DATA EXCERPTS -
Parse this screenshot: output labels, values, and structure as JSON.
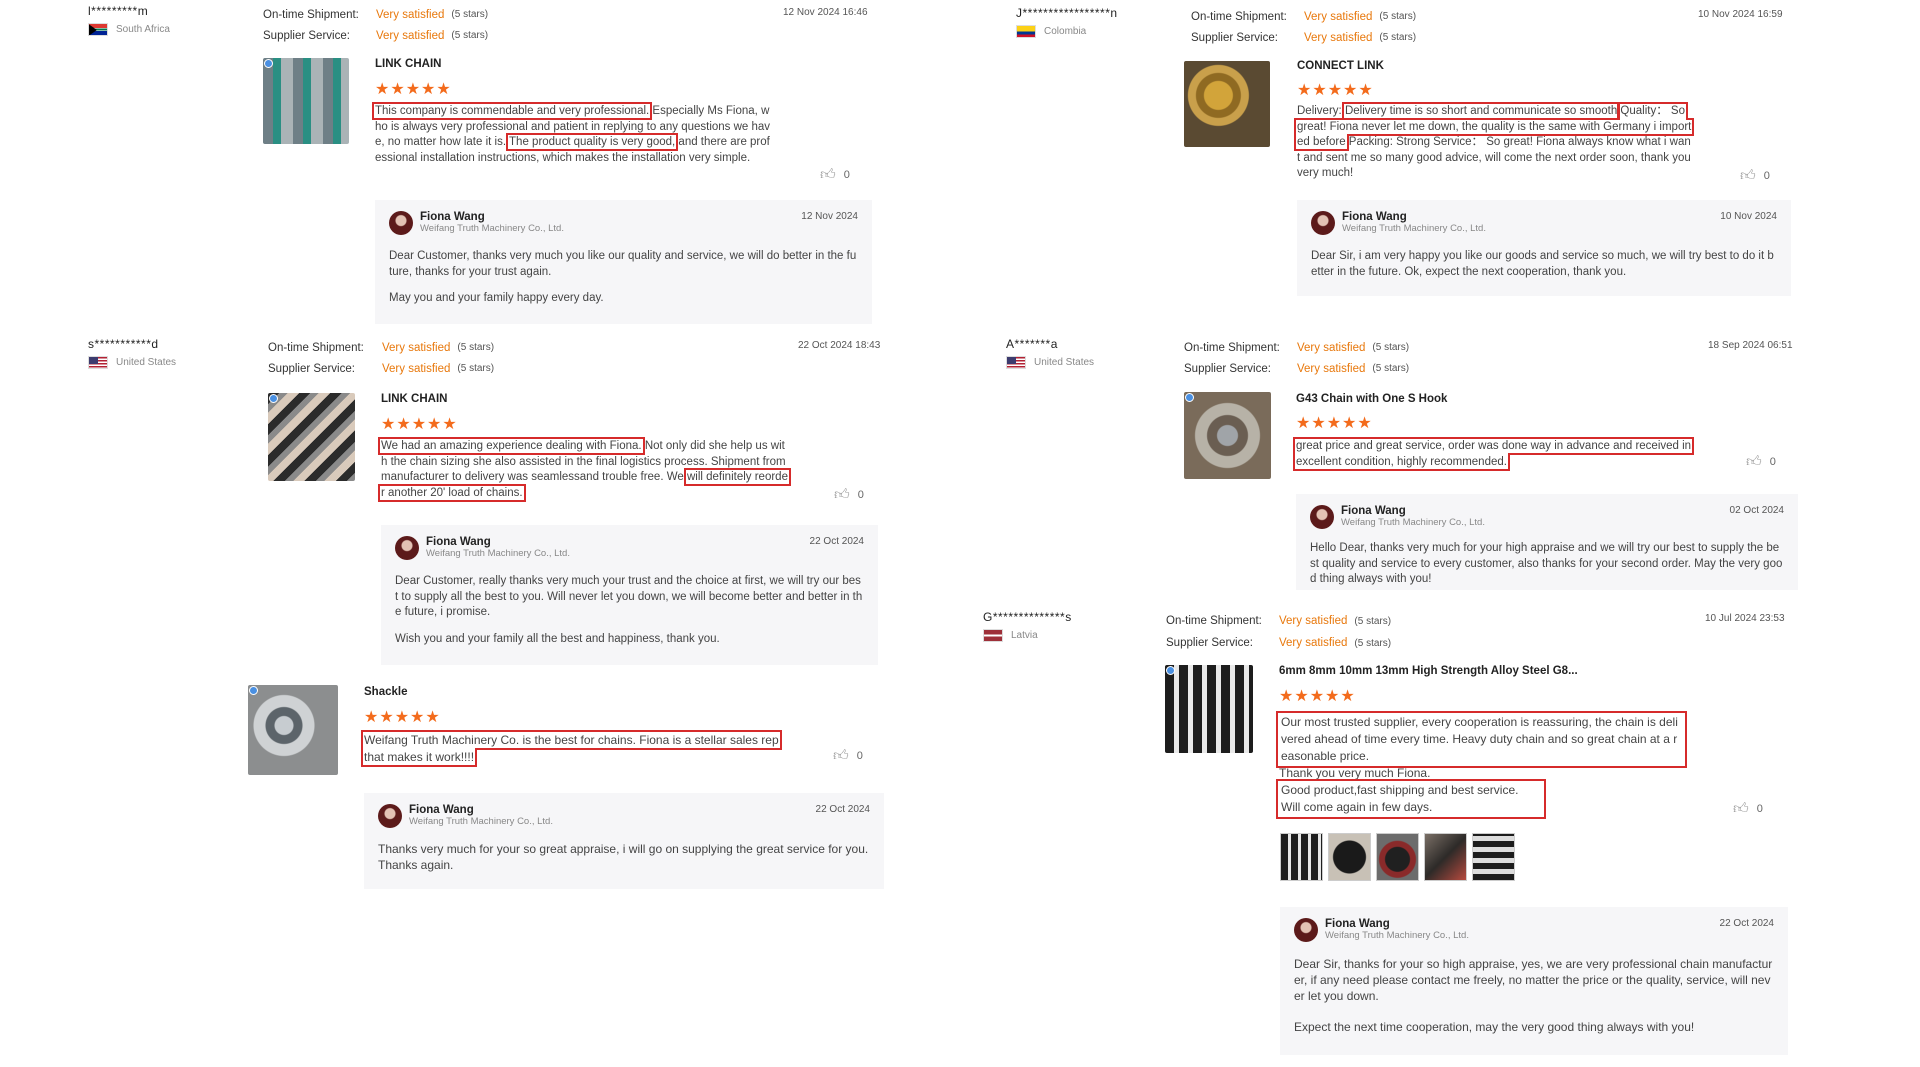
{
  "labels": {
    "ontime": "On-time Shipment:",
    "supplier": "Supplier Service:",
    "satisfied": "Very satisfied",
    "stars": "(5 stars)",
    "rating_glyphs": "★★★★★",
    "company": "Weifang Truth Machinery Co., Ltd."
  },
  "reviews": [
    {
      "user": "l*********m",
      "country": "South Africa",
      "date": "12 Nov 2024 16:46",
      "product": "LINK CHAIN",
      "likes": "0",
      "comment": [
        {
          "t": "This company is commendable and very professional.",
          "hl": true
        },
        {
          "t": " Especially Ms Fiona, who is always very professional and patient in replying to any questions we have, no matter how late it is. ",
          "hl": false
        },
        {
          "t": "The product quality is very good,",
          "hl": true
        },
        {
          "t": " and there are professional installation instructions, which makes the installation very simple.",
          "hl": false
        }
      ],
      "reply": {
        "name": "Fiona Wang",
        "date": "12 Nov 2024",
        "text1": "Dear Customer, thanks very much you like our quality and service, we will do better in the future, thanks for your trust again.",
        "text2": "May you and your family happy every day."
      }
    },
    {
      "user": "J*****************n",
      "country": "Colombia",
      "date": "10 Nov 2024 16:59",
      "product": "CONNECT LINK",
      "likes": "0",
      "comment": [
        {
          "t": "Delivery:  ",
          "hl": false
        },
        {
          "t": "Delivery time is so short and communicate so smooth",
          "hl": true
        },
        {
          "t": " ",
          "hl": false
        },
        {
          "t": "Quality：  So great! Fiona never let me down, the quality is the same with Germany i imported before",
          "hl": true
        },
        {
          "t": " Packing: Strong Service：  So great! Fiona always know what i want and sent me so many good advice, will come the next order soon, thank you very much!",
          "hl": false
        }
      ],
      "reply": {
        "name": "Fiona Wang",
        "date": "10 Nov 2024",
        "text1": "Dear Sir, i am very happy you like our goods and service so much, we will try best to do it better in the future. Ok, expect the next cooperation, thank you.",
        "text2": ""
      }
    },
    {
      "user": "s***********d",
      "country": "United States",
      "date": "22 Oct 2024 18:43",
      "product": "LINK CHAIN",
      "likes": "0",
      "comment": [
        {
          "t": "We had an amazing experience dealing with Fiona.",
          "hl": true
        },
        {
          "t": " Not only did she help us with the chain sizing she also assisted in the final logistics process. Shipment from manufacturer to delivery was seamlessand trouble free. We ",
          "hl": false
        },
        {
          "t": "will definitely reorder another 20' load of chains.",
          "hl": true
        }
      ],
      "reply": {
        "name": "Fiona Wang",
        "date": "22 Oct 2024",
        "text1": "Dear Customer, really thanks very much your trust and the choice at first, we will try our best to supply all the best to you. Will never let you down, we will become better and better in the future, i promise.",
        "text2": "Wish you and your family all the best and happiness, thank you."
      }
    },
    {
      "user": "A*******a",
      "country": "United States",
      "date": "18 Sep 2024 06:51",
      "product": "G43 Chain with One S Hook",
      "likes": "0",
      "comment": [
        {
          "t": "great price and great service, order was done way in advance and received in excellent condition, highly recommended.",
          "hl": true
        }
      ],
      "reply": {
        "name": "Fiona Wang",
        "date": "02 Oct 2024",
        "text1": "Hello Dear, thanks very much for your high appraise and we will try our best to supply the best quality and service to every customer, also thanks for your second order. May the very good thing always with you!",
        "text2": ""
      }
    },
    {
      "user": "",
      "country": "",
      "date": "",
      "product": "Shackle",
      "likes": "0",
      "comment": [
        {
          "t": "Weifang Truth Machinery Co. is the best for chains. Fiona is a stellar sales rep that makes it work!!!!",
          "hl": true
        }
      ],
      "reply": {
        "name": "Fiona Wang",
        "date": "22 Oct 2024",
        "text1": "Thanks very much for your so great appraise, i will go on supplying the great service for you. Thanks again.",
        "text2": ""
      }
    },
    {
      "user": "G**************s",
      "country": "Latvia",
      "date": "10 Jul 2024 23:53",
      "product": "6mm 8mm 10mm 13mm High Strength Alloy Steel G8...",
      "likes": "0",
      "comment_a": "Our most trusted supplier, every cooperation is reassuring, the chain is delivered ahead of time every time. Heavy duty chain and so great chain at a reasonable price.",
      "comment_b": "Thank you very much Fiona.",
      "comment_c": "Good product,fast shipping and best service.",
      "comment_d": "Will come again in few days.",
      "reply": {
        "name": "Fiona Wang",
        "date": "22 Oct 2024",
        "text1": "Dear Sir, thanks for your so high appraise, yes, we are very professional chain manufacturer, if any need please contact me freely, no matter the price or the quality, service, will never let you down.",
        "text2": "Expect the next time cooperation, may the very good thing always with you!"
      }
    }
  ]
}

SHORT PROBLEM - Write out every record above exactly as it stands, but leave out the pictures.

WORKED ANSWER -
Parse this screenshot: output labels, values, and structure as JSON.
{
  "labels": {
    "ontime": "On-time Shipment:",
    "supplier": "Supplier Service:",
    "satisfied": "Very satisfied",
    "stars": "(5 stars)",
    "rating_glyphs": "★★★★★",
    "company": "Weifang Truth Machinery Co., Ltd."
  },
  "reviews": [
    {
      "user": "l*********m",
      "country": "South Africa",
      "date": "12 Nov 2024 16:46",
      "product": "LINK CHAIN",
      "likes": "0",
      "comment": [
        {
          "t": "This company is commendable and very professional.",
          "hl": true
        },
        {
          "t": " Especially Ms Fiona, who is always very professional and patient in replying to any questions we have, no matter how late it is. ",
          "hl": false
        },
        {
          "t": "The product quality is very good,",
          "hl": true
        },
        {
          "t": " and there are professional installation instructions, which makes the installation very simple.",
          "hl": false
        }
      ],
      "reply": {
        "name": "Fiona Wang",
        "date": "12 Nov 2024",
        "text1": "Dear Customer, thanks very much you like our quality and service, we will do better in the future, thanks for your trust again.",
        "text2": "May you and your family happy every day."
      }
    },
    {
      "user": "J*****************n",
      "country": "Colombia",
      "date": "10 Nov 2024 16:59",
      "product": "CONNECT LINK",
      "likes": "0",
      "comment": [
        {
          "t": "Delivery:  ",
          "hl": false
        },
        {
          "t": "Delivery time is so short and communicate so smooth",
          "hl": true
        },
        {
          "t": " ",
          "hl": false
        },
        {
          "t": "Quality：  So great! Fiona never let me down, the quality is the same with Germany i imported before",
          "hl": true
        },
        {
          "t": " Packing: Strong Service：  So great! Fiona always know what i want and sent me so many good advice, will come the next order soon, thank you very much!",
          "hl": false
        }
      ],
      "reply": {
        "name": "Fiona Wang",
        "date": "10 Nov 2024",
        "text1": "Dear Sir, i am very happy you like our goods and service so much, we will try best to do it better in the future. Ok, expect the next cooperation, thank you.",
        "text2": ""
      }
    },
    {
      "user": "s***********d",
      "country": "United States",
      "date": "22 Oct 2024 18:43",
      "product": "LINK CHAIN",
      "likes": "0",
      "comment": [
        {
          "t": "We had an amazing experience dealing with Fiona.",
          "hl": true
        },
        {
          "t": " Not only did she help us with the chain sizing she also assisted in the final logistics process. Shipment from manufacturer to delivery was seamlessand trouble free. We ",
          "hl": false
        },
        {
          "t": "will definitely reorder another 20' load of chains.",
          "hl": true
        }
      ],
      "reply": {
        "name": "Fiona Wang",
        "date": "22 Oct 2024",
        "text1": "Dear Customer, really thanks very much your trust and the choice at first, we will try our best to supply all the best to you. Will never let you down, we will become better and better in the future, i promise.",
        "text2": "Wish you and your family all the best and happiness, thank you."
      }
    },
    {
      "user": "A*******a",
      "country": "United States",
      "date": "18 Sep 2024 06:51",
      "product": "G43 Chain with One S Hook",
      "likes": "0",
      "comment": [
        {
          "t": "great price and great service, order was done way in advance and received in excellent condition, highly recommended.",
          "hl": true
        }
      ],
      "reply": {
        "name": "Fiona Wang",
        "date": "02 Oct 2024",
        "text1": "Hello Dear, thanks very much for your high appraise and we will try our best to supply the best quality and service to every customer, also thanks for your second order. May the very good thing always with you!",
        "text2": ""
      }
    },
    {
      "user": "",
      "country": "",
      "date": "",
      "product": "Shackle",
      "likes": "0",
      "comment": [
        {
          "t": "Weifang Truth Machinery Co. is the best for chains. Fiona is a stellar sales rep that makes it work!!!!",
          "hl": true
        }
      ],
      "reply": {
        "name": "Fiona Wang",
        "date": "22 Oct 2024",
        "text1": "Thanks very much for your so great appraise, i will go on supplying the great service for you. Thanks again.",
        "text2": ""
      }
    },
    {
      "user": "G**************s",
      "country": "Latvia",
      "date": "10 Jul 2024 23:53",
      "product": "6mm 8mm 10mm 13mm High Strength Alloy Steel G8...",
      "likes": "0",
      "comment_a": "Our most trusted supplier, every cooperation is reassuring, the chain is delivered ahead of time every time. Heavy duty chain and so great chain at a reasonable price.",
      "comment_b": "Thank you very much Fiona.",
      "comment_c": "Good product,fast shipping and best service.",
      "comment_d": "Will come again in few days.",
      "reply": {
        "name": "Fiona Wang",
        "date": "22 Oct 2024",
        "text1": "Dear Sir, thanks for your so high appraise, yes, we are very professional chain manufacturer, if any need please contact me freely, no matter the price or the quality, service, will never let you down.",
        "text2": "Expect the next time cooperation, may the very good thing always with you!"
      }
    }
  ]
}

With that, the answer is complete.